*Aim of the task*
Report every line in the listing that contains the string "right".

____________

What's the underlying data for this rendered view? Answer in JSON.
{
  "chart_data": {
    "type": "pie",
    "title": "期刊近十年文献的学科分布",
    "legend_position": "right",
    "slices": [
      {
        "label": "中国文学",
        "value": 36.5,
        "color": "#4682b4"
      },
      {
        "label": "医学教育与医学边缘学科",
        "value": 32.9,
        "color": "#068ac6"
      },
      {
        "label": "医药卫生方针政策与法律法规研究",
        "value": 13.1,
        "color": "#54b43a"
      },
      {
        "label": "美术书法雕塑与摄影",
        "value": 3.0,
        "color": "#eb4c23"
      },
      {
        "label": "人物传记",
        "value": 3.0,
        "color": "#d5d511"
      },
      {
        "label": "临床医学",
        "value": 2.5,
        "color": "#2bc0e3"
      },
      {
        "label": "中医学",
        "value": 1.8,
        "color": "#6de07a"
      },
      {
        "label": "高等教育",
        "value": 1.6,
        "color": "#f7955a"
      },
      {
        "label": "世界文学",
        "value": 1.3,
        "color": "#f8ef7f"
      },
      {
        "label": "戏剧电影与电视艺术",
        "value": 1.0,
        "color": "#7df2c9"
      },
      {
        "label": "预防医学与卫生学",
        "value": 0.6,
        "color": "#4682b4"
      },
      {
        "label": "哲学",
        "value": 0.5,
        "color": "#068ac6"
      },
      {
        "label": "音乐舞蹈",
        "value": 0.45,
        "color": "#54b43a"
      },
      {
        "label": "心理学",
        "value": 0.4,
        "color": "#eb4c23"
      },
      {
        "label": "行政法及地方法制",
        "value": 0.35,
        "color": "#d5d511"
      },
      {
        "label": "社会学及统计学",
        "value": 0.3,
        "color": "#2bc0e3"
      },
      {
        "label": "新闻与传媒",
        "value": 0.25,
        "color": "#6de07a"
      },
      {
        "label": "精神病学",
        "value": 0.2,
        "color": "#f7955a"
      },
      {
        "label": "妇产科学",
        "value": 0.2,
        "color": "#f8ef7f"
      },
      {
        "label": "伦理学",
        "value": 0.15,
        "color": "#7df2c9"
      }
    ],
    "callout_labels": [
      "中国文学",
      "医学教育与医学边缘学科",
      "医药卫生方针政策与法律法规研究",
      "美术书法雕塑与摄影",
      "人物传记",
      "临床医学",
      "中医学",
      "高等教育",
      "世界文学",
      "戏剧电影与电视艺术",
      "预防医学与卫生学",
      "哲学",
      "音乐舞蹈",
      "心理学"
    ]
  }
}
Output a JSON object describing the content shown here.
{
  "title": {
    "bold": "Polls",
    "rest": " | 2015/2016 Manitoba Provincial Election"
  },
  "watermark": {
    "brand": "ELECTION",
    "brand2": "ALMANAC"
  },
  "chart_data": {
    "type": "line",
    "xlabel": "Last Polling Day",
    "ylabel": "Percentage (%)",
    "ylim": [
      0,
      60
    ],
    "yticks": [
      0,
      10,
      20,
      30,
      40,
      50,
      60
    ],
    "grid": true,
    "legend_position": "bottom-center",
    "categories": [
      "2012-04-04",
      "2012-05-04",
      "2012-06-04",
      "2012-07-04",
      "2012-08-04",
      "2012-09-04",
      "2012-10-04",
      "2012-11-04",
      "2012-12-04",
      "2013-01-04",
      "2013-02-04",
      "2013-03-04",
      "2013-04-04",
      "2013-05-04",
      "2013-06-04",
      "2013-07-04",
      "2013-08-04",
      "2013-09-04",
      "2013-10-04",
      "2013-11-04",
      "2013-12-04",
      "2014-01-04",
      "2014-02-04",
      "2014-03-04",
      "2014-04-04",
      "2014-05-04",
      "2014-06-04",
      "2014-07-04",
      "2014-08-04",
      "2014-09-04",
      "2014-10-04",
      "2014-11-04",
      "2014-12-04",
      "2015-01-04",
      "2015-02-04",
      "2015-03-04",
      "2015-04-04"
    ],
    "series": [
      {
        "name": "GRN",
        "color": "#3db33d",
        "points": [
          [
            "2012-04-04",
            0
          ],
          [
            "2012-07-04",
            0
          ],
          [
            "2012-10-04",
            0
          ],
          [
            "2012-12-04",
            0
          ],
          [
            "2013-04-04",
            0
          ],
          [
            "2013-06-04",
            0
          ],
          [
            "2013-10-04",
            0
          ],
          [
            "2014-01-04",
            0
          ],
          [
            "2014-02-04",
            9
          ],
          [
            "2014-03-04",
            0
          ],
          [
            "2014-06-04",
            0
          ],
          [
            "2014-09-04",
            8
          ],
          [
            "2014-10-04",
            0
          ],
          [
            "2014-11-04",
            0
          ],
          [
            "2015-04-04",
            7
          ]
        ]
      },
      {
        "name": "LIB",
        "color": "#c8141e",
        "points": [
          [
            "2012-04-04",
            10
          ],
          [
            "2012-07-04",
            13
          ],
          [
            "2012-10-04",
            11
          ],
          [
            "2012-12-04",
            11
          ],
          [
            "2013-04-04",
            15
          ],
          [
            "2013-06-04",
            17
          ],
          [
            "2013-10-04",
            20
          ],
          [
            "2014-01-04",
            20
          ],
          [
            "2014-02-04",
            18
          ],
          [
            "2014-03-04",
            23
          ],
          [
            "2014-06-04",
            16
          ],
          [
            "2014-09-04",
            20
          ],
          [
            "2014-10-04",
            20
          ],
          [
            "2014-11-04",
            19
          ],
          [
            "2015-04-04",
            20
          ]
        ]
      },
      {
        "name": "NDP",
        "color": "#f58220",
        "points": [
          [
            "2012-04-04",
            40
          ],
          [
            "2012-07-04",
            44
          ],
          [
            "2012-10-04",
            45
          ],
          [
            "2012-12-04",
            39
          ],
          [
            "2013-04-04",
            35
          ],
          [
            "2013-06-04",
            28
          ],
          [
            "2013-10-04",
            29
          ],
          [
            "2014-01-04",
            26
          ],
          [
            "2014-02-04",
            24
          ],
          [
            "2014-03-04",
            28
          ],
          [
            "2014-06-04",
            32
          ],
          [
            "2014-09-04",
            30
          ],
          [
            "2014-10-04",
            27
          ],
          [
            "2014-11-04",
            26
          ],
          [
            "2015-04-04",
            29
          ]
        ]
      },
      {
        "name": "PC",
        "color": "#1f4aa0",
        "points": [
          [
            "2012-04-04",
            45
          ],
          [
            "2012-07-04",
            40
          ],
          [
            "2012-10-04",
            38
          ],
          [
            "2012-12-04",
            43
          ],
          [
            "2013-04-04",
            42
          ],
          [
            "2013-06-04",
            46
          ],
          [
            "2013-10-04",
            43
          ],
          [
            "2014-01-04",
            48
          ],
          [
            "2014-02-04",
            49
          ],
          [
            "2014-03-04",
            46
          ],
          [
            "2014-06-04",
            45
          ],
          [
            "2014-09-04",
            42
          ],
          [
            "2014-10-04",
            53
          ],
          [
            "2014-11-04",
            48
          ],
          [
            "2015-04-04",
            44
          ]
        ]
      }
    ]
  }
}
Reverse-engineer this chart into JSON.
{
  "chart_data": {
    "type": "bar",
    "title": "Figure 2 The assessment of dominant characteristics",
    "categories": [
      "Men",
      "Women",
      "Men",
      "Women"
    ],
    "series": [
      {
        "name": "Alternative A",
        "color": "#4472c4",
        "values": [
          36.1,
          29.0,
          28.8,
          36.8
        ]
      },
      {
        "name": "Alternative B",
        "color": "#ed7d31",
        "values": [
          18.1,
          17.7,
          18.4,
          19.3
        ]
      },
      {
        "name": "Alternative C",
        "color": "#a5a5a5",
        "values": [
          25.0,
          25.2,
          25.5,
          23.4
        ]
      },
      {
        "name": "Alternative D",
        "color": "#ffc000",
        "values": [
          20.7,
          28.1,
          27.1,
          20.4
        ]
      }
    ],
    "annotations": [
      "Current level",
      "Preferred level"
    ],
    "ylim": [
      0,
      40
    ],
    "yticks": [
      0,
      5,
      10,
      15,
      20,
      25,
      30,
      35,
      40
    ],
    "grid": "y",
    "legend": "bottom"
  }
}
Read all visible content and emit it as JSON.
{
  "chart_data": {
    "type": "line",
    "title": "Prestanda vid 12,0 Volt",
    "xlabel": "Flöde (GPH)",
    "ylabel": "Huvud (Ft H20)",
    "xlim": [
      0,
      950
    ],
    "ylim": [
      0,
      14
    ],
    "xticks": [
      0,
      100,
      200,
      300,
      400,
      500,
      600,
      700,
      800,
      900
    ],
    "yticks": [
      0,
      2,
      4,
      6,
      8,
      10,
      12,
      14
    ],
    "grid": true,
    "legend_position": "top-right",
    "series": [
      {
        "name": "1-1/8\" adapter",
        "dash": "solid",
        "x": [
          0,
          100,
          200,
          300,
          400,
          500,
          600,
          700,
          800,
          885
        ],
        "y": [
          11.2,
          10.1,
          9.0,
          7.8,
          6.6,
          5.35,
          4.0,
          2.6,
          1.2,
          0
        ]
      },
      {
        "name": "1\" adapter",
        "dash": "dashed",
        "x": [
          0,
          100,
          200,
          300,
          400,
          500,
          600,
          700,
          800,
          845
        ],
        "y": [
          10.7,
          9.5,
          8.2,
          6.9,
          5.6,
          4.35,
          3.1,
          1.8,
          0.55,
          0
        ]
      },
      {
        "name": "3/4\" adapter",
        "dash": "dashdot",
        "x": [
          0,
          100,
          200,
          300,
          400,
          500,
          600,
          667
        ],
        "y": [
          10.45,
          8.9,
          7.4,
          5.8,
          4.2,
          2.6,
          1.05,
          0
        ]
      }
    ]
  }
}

____________

*Exercise solution*
    "legend_position": "right",
    "legend_position": "top-right",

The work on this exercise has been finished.